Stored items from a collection
....

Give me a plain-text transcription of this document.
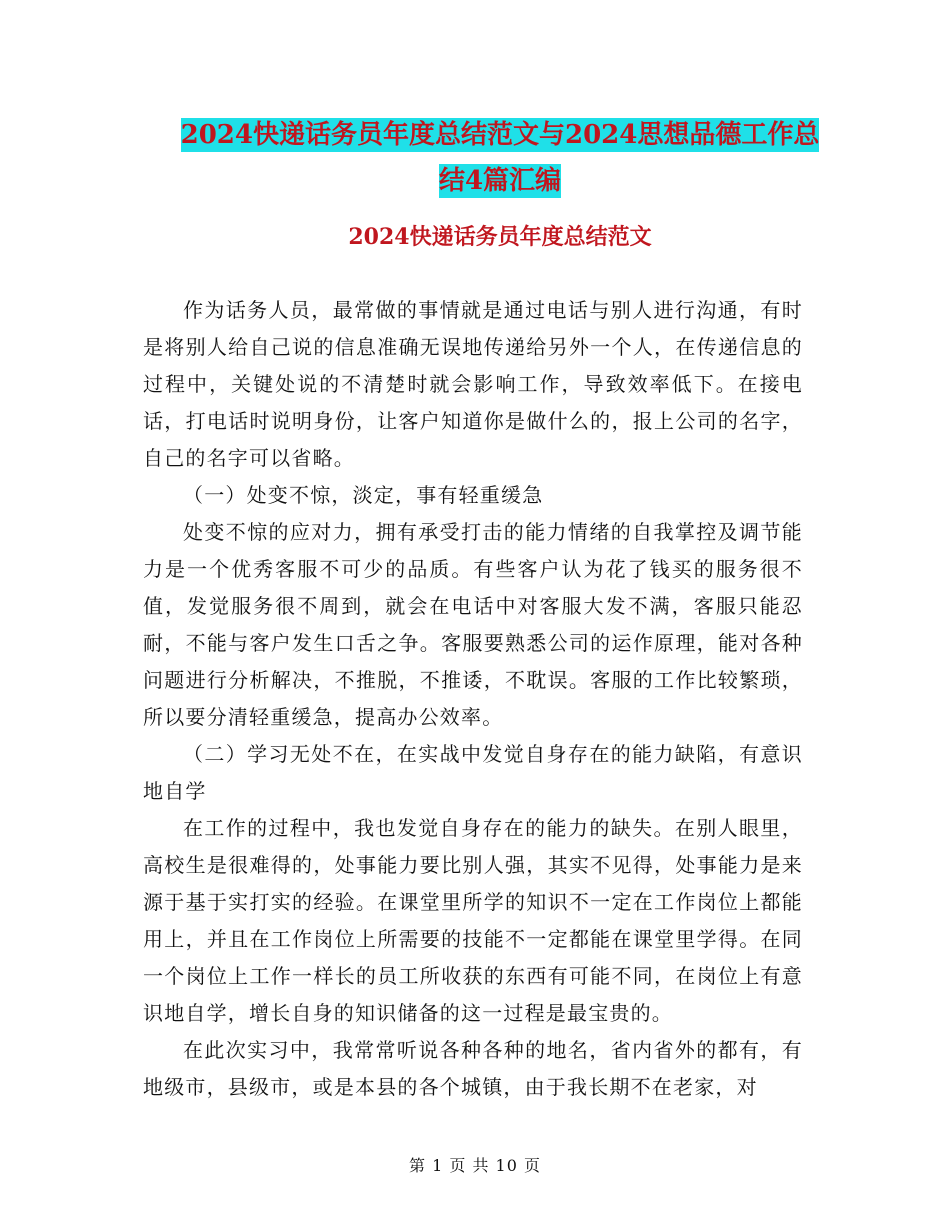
2024快递话务员年度总结范文与2024思想品德工作总
结4篇汇编
2024快递话务员年度总结范文

作为话务人员，最常做的事情就是通过电话与别人进行沟通，有时是将别人给自己说的信息准确无误地传递给另外一个人，在传递信息的过程中，关键处说的不清楚时就会影响工作，导致效率低下。在接电话，打电话时说明身份，让客户知道你是做什么的，报上公司的名字，自己的名字可以省略。

（一）处变不惊，淡定，事有轻重缓急

处变不惊的应对力，拥有承受打击的能力情绪的自我掌控及调节能力是一个优秀客服不可少的品质。有些客户认为花了钱买的服务很不值，发觉服务很不周到，就会在电话中对客服大发不满，客服只能忍耐，不能与客户发生口舌之争。客服要熟悉公司的运作原理，能对各种问题进行分析解决，不推脱，不推诿，不耽误。客服的工作比较繁琐，所以要分清轻重缓急，提高办公效率。

（二）学习无处不在，在实战中发觉自身存在的能力缺陷，有意识地自学

在工作的过程中，我也发觉自身存在的能力的缺失。在别人眼里，高校生是很难得的，处事能力要比别人强，其实不见得，处事能力是来源于基于实打实的经验。在课堂里所学的知识不一定在工作岗位上都能用上，并且在工作岗位上所需要的技能不一定都能在课堂里学得。在同一个岗位上工作一样长的员工所收获的东西有可能不同，在岗位上有意识地自学，增长自身的知识储备的这一过程是最宝贵的。

在此次实习中，我常常听说各种各种的地名，省内省外的都有，有地级市，县级市，或是本县的各个城镇，由于我长期不在老家，对

第 1 页 共 10 页
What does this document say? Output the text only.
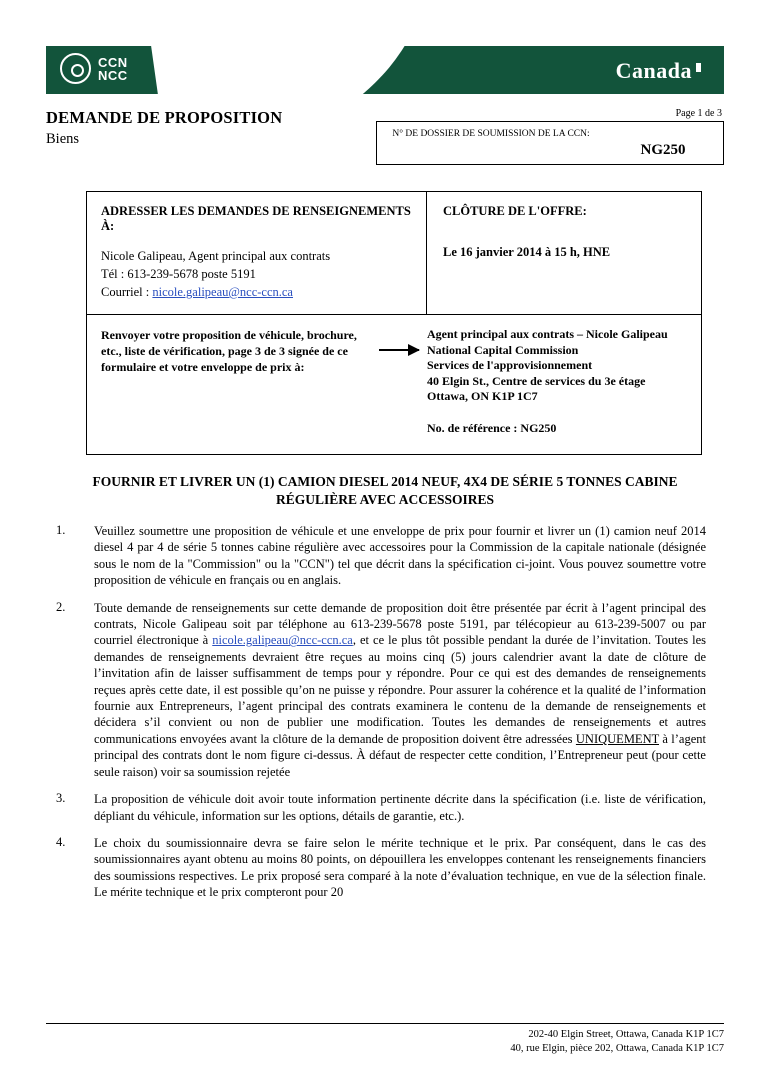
CCN
NCC	Canada
DEMANDE DE PROPOSITION
Biens
Page 1 de 3
N° DE DOSSIER DE SOUMISSION DE LA CCN:
NG250
ADRESSER LES DEMANDES DE RENSEIGNEMENTS À:
Nicole Galipeau, Agent principal aux contrats
Tél : 613-239-5678 poste 5191
Courriel : nicole.galipeau@ncc-ccn.ca
CLÔTURE DE L'OFFRE:
Le 16 janvier 2014 à 15 h, HNE
Renvoyer votre proposition de véhicule, brochure, etc., liste de vérification, page 3 de 3 signée de ce formulaire et votre enveloppe de prix à:
Agent principal aux contrats – Nicole Galipeau
National Capital Commission
Services de l'approvisionnement
40 Elgin St., Centre de services du 3e étage
Ottawa, ON K1P 1C7
No. de référence : NG250
FOURNIR ET LIVRER UN (1) CAMION DIESEL 2014 NEUF, 4X4 DE SÉRIE 5 TONNES CABINE RÉGULIÈRE AVEC ACCESSOIRES
1.	Veuillez soumettre une proposition de véhicule et une enveloppe de prix pour fournir et livrer un (1) camion neuf 2014 diesel 4 par 4 de série 5 tonnes cabine régulière avec accessoires pour la Commission de la capitale nationale (désignée sous le nom de la "Commission" ou la "CCN") tel que décrit dans la spécification ci-joint. Vous pouvez soumettre votre proposition de véhicule en français ou en anglais.
2.	Toute demande de renseignements sur cette demande de proposition doit être présentée par écrit à l’agent principal des contrats, Nicole Galipeau soit par téléphone au 613-239-5678 poste 5191, par télécopieur au 613-239-5007 ou par courriel électronique à nicole.galipeau@ncc-ccn.ca, et ce le plus tôt possible pendant la durée de l’invitation. Toutes les demandes de renseignements devraient être reçues au moins cinq (5) jours calendrier avant la date de clôture de l’invitation afin de laisser suffisamment de temps pour y répondre. Pour ce qui est des demandes de renseignements reçues après cette date, il est possible qu’on ne puisse y répondre. Pour assurer la cohérence et la qualité de l’information fournie aux Entrepreneurs, l’agent principal des contrats examinera le contenu de la demande de renseignements et décidera s’il convient ou non de publier une modification. Toutes les demandes de renseignements et autres communications envoyées avant la clôture de la demande de proposition doivent être adressées UNIQUEMENT à l’agent principal des contrats dont le nom figure ci-dessus. À défaut de respecter cette condition, l’Entrepreneur peut (pour cette seule raison) voir sa soumission rejetée
3.	La proposition de véhicule doit avoir toute information pertinente décrite dans la spécification (i.e. liste de vérification, dépliant du véhicule, information sur les options, détails de garantie, etc.).
4.	Le choix du soumissionnaire devra se faire selon le mérite technique et le prix. Par conséquent, dans le cas des soumissionnaires ayant obtenu au moins 80 points, on dépouillera les enveloppes contenant les renseignements financiers des soumissions respectives. Le prix proposé sera comparé à la note d’évaluation technique, en vue de la sélection finale. Le mérite technique et le prix compteront pour 20
202-40 Elgin Street, Ottawa, Canada K1P 1C7
40, rue Elgin, pièce 202, Ottawa, Canada K1P 1C7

....

> Problem statement
Only lines that contain the word "poste" are wanted; copy each of them.

> Solution to this problem
Tél : 613-239-5678 poste 5191
2.	Toute demande de renseignements sur cette demande de proposition doit être présentée par écrit à l’agent principal des contrats, Nicole Galipeau soit par téléphone au 613-239-5678 poste 5191, par télécopieur au 613-239-5007 ou par courriel électronique à nicole.galipeau@ncc-ccn.ca, et ce le plus tôt possible pendant la durée de l’invitation. Toutes les demandes de renseignements devraient être reçues au moins cinq (5) jours calendrier avant la date de clôture de l’invitation afin de laisser suffisamment de temps pour y répondre. Pour ce qui est des demandes de renseignements reçues après cette date, il est possible qu’on ne puisse y répondre. Pour assurer la cohérence et la qualité de l’information fournie aux Entrepreneurs, l’agent principal des contrats examinera le contenu de la demande de renseignements et décidera s’il convient ou non de publier une modification. Toutes les demandes de renseignements et autres communications envoyées avant la clôture de la demande de proposition doivent être adressées UNIQUEMENT à l’agent principal des contrats dont le nom figure ci-dessus. À défaut de respecter cette condition, l’Entrepreneur peut (pour cette seule raison) voir sa soumission rejetée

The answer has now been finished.